#### [STATED TASK]
From the entries below, please gather each line containing the string "физическим".

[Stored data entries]
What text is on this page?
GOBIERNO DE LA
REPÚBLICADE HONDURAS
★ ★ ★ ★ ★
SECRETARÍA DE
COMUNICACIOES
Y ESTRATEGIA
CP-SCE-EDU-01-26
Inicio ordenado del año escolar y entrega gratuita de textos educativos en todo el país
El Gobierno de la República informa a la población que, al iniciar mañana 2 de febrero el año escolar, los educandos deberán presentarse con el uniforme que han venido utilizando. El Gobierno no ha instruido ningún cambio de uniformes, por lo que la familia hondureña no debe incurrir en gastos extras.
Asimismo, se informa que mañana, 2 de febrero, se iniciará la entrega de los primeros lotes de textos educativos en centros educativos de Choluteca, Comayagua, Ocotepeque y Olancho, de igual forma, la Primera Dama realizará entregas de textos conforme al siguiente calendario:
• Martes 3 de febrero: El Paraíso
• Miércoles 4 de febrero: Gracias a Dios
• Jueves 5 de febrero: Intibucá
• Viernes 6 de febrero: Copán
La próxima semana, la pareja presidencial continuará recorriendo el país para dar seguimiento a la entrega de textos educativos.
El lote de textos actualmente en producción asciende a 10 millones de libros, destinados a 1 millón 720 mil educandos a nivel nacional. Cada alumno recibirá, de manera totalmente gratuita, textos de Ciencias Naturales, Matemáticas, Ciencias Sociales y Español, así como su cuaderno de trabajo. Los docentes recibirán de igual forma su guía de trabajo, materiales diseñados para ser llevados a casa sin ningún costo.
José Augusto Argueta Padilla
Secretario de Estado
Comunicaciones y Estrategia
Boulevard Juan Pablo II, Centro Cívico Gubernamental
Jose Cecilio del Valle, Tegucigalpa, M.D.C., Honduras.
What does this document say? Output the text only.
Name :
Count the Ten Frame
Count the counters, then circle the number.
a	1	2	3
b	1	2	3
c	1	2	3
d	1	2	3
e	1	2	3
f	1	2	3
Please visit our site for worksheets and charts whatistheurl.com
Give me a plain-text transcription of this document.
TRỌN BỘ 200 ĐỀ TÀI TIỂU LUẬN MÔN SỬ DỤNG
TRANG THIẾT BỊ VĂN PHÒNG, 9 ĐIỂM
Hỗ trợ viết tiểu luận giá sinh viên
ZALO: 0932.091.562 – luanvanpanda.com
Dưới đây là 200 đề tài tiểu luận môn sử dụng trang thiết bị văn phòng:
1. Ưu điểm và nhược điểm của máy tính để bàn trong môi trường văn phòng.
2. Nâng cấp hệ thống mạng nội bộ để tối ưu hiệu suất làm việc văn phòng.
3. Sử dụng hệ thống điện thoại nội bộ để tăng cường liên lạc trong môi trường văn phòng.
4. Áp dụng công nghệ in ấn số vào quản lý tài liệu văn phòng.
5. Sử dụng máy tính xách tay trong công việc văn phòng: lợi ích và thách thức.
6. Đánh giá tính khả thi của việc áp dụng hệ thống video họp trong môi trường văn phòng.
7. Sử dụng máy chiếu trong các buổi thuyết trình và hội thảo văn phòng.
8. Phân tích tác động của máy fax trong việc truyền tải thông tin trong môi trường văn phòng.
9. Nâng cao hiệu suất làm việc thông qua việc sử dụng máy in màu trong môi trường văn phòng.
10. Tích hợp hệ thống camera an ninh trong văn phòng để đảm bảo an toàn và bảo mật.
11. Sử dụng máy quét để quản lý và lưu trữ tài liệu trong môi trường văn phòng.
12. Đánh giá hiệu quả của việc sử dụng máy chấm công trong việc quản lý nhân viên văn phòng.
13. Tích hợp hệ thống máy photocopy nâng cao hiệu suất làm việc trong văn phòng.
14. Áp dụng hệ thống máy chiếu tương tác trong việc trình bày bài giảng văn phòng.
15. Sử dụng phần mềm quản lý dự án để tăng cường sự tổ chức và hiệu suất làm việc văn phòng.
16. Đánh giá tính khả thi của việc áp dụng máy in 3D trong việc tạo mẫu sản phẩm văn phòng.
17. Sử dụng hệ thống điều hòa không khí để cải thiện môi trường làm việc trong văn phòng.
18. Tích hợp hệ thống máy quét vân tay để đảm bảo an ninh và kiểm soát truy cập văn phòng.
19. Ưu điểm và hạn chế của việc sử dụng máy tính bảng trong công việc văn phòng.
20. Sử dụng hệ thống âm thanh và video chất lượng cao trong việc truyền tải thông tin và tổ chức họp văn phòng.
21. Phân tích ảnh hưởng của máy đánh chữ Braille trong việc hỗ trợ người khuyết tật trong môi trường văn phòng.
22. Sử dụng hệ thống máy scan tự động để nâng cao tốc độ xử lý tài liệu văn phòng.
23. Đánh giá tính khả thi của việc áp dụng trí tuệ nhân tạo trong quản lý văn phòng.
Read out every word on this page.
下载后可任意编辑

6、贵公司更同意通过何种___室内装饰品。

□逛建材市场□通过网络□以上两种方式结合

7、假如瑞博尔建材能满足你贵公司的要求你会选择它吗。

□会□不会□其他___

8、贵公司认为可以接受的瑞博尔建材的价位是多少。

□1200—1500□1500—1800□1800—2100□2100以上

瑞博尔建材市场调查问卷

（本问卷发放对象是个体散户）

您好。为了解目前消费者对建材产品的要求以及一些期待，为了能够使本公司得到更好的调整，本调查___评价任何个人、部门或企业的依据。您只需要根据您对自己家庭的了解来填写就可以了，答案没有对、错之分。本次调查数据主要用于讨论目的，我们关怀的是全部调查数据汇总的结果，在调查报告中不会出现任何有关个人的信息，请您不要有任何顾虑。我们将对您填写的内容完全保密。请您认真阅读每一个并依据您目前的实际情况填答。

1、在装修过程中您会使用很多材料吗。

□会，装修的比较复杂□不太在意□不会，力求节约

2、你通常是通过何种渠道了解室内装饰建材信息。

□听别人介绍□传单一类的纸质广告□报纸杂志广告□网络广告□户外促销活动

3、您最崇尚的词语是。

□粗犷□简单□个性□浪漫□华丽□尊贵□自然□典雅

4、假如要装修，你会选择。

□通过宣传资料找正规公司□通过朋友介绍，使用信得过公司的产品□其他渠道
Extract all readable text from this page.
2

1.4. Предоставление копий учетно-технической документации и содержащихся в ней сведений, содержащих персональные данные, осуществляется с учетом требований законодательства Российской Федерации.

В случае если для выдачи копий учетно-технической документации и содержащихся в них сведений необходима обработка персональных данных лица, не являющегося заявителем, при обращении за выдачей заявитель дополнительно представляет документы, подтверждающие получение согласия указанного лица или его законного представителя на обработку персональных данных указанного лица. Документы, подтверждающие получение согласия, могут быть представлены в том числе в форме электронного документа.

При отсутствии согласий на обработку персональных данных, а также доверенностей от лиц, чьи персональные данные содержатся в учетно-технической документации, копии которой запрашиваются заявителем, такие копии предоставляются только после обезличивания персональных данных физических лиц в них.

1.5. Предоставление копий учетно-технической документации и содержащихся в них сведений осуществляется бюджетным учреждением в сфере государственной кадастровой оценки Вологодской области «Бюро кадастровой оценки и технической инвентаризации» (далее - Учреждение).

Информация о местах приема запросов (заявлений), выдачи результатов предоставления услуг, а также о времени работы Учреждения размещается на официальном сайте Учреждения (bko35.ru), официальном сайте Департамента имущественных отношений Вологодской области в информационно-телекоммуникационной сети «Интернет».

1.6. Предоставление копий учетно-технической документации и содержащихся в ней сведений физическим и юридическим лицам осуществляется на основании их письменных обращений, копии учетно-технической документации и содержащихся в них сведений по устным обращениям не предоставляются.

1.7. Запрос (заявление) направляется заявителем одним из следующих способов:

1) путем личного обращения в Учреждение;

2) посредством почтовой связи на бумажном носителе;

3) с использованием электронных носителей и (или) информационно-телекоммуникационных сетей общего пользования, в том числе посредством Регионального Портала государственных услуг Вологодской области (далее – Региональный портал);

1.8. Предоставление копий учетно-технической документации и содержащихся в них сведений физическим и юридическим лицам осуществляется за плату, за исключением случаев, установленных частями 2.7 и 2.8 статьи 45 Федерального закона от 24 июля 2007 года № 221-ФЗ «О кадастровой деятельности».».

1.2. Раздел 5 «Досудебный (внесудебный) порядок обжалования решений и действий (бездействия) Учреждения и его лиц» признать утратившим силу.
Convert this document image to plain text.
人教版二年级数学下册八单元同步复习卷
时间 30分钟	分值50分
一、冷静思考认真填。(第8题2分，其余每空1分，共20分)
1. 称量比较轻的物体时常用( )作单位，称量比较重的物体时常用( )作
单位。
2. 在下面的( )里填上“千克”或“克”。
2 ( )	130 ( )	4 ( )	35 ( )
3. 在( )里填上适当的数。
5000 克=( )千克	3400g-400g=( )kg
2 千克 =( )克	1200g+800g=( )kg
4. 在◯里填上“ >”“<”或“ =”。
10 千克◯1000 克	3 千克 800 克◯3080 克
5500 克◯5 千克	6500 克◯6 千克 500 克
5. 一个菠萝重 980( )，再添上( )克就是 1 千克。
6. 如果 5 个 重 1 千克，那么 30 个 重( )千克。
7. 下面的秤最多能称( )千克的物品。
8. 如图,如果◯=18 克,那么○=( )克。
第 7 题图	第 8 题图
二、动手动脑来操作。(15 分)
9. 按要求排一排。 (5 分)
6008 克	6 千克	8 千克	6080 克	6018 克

#### [RESULT OF THIS TASK]
1.6. Предоставление копий учетно-технической документации и содержащихся в ней сведений физическим и юридическим лицам осуществляется на основании их письменных обращений, копии учетно-технической документации и содержащихся в них сведений по устным обращениям не предоставляются.
1.8. Предоставление копий учетно-технической документации и содержащихся в них сведений физическим и юридическим лицам осуществляется за плату, за исключением случаев, установленных частями 2.7 и 2.8 статьи 45 Федерального закона от 24 июля 2007 года № 221-ФЗ «О кадастровой деятельности».».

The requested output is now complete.